> _Available data_:
○ ○ ○ ○ ○ ○ ○

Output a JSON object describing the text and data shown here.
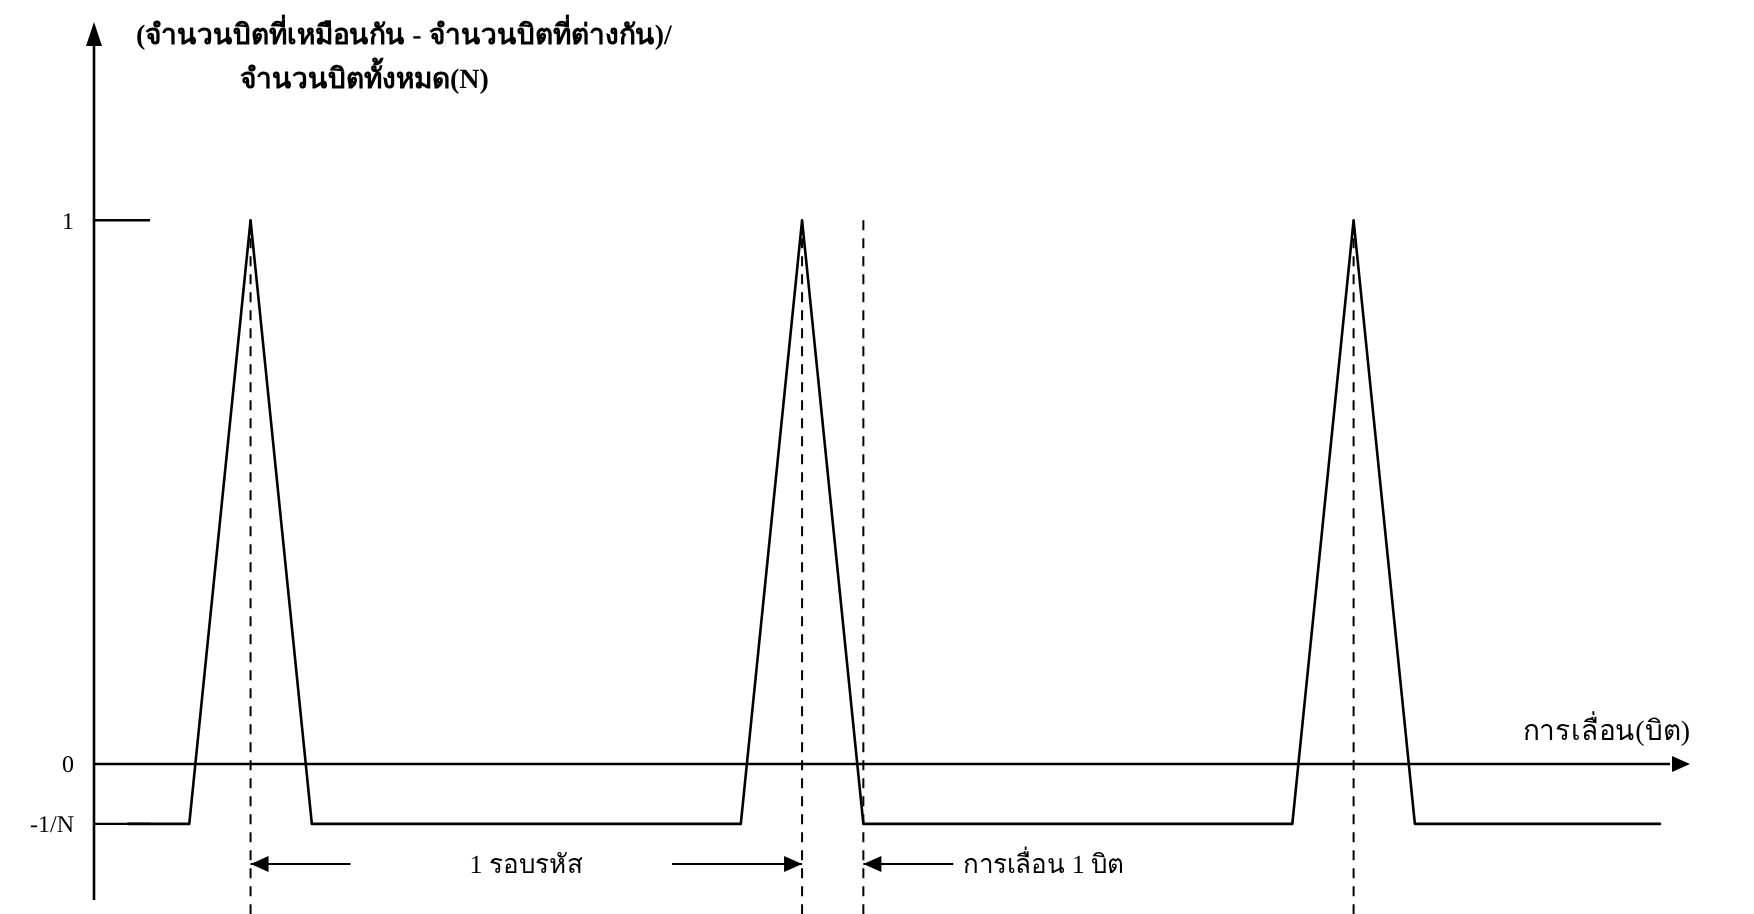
{
  "chart_data": {
    "type": "line",
    "ylabel": "(จำนวนบิตที่เหมือนกัน - จำนวนบิตที่ต่างกัน)/\nจำนวนบิตทั้งหมด(N)",
    "xlabel": "การเลื่อน(บิต)",
    "categories": [
      null,
      null,
      null,
      null,
      null,
      null,
      null,
      null,
      null,
      null,
      null,
      null,
      null,
      null,
      null,
      null,
      null,
      null,
      null,
      null,
      null,
      null,
      null,
      null,
      null,
      null
    ],
    "series": [
      {
        "color": "#000000",
        "values": [
          -0.11,
          -0.11,
          1,
          -0.11,
          -0.11,
          -0.11,
          -0.11,
          -0.11,
          -0.11,
          -0.11,
          -0.11,
          1,
          -0.11,
          -0.11,
          -0.11,
          -0.11,
          -0.11,
          -0.11,
          -0.11,
          -0.11,
          1,
          -0.11,
          -0.11,
          -0.11,
          -0.11,
          -0.11
        ]
      }
    ],
    "ylim": [
      -0.25,
      1.35
    ],
    "yticks": [
      1,
      0
    ],
    "tick_labels": "y",
    "grid": "x",
    "marker": "none",
    "line_style": "solid",
    "ref_lines": [
      {
        "axis": "y",
        "value": -0.11,
        "label": "-1/N"
      }
    ],
    "annotations": [
      "1 รอบรหัส",
      "การเลื่อน 1 บิต"
    ]
  }
}
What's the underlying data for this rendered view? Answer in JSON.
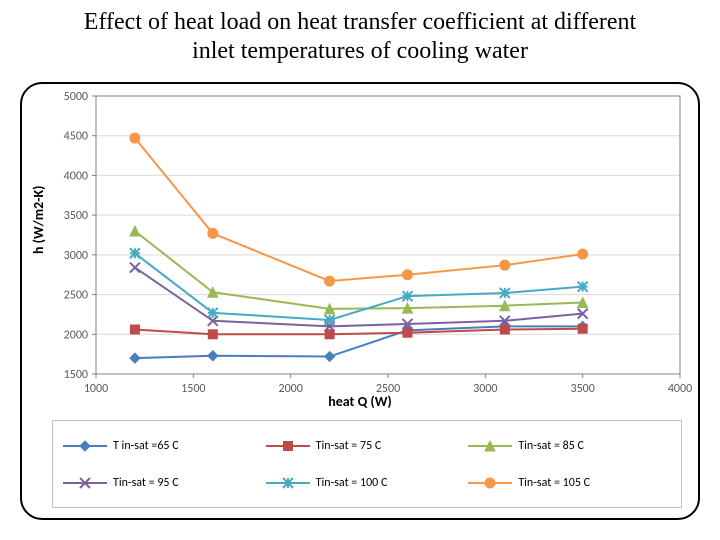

○ ○ ○ ○ ○ ○ ○

> _Task statement_:
Select the lines in this material that hold the word "JSON", leaving none out.

> _Worked solution_:
Output a JSON object describing the text and data shown here.
What's the underlying data for this rendered view? Answer in JSON.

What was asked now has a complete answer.